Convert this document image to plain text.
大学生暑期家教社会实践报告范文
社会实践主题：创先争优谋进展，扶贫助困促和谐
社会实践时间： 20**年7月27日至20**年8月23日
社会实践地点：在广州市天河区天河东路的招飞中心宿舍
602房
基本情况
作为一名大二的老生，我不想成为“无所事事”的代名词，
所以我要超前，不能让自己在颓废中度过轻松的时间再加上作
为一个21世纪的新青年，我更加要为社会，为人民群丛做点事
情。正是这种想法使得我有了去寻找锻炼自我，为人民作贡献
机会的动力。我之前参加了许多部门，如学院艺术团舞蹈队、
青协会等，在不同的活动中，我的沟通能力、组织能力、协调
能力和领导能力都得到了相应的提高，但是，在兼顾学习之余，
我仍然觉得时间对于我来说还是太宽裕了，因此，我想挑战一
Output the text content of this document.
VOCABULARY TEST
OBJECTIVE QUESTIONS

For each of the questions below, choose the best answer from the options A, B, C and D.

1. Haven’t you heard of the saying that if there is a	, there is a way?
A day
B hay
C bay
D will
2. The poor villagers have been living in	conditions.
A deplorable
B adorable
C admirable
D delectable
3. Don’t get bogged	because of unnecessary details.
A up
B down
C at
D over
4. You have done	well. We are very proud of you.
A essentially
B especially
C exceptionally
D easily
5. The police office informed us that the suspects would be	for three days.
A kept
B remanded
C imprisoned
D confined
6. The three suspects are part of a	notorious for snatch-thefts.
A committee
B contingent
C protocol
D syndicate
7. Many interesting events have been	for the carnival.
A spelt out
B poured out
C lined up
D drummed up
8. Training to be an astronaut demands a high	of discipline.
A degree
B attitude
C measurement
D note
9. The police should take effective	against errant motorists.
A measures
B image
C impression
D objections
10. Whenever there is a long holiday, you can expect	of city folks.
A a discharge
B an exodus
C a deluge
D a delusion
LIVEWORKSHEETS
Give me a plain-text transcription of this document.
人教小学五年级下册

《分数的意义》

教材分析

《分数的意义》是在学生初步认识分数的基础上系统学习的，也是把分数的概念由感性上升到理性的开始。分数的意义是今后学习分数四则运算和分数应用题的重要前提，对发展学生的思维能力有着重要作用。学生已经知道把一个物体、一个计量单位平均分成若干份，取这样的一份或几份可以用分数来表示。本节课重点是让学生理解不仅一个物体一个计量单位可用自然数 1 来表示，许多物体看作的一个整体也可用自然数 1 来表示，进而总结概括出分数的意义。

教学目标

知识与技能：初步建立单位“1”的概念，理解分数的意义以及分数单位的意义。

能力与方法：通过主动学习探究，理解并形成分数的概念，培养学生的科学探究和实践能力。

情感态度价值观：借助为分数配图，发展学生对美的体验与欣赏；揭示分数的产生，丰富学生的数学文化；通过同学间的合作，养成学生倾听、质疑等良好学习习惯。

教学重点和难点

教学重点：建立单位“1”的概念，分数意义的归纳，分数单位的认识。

.....

- What you need to do
Retype all the material above precisely, with no line left out.

- Solution for this problem
Convert this document image to plain text.
大学生暑期家教社会实践报告范文
社会实践主题：创先争优谋进展，扶贫助困促和谐
社会实践时间： 20**年7月27日至20**年8月23日
社会实践地点：在广州市天河区天河东路的招飞中心宿舍
602房
基本情况
作为一名大二的老生，我不想成为“无所事事”的代名词，
所以我要超前，不能让自己在颓废中度过轻松的时间再加上作
为一个21世纪的新青年，我更加要为社会，为人民群丛做点事
情。正是这种想法使得我有了去寻找锻炼自我，为人民作贡献
机会的动力。我之前参加了许多部门，如学院艺术团舞蹈队、
青协会等，在不同的活动中，我的沟通能力、组织能力、协调
能力和领导能力都得到了相应的提高，但是，在兼顾学习之余，
我仍然觉得时间对于我来说还是太宽裕了，因此，我想挑战一
Output the text content of this document.
VOCABULARY TEST
OBJECTIVE QUESTIONS

For each of the questions below, choose the best answer from the options A, B, C and D.

1. Haven’t you heard of the saying that if there is a	, there is a way?
A day
B hay
C bay
D will
2. The poor villagers have been living in	conditions.
A deplorable
B adorable
C admirable
D delectable
3. Don’t get bogged	because of unnecessary details.
A up
B down
C at
D over
4. You have done	well. We are very proud of you.
A essentially
B especially
C exceptionally
D easily
5. The police office informed us that the suspects would be	for three days.
A kept
B remanded
C imprisoned
D confined
6. The three suspects are part of a	notorious for snatch-thefts.
A committee
B contingent
C protocol
D syndicate
7. Many interesting events have been	for the carnival.
A spelt out
B poured out
C lined up
D drummed up
8. Training to be an astronaut demands a high	of discipline.
A degree
B attitude
C measurement
D note
9. The police should take effective	against errant motorists.
A measures
B image
C impression
D objections
10. Whenever there is a long holiday, you can expect	of city folks.
A a discharge
B an exodus
C a deluge
D a delusion
LIVEWORKSHEETS
Give me a plain-text transcription of this document.
人教小学五年级下册

《分数的意义》

教材分析

《分数的意义》是在学生初步认识分数的基础上系统学习的，也是把分数的概念由感性上升到理性的开始。分数的意义是今后学习分数四则运算和分数应用题的重要前提，对发展学生的思维能力有着重要作用。学生已经知道把一个物体、一个计量单位平均分成若干份，取这样的一份或几份可以用分数来表示。本节课重点是让学生理解不仅一个物体一个计量单位可用自然数 1 来表示，许多物体看作的一个整体也可用自然数 1 来表示，进而总结概括出分数的意义。

教学目标

知识与技能：初步建立单位“1”的概念，理解分数的意义以及分数单位的意义。

能力与方法：通过主动学习探究，理解并形成分数的概念，培养学生的科学探究和实践能力。

情感态度价值观：借助为分数配图，发展学生对美的体验与欣赏；揭示分数的产生，丰富学生的数学文化；通过同学间的合作，养成学生倾听、质疑等良好学习习惯。

教学重点和难点

教学重点：建立单位“1”的概念，分数意义的归纳，分数单位的认识。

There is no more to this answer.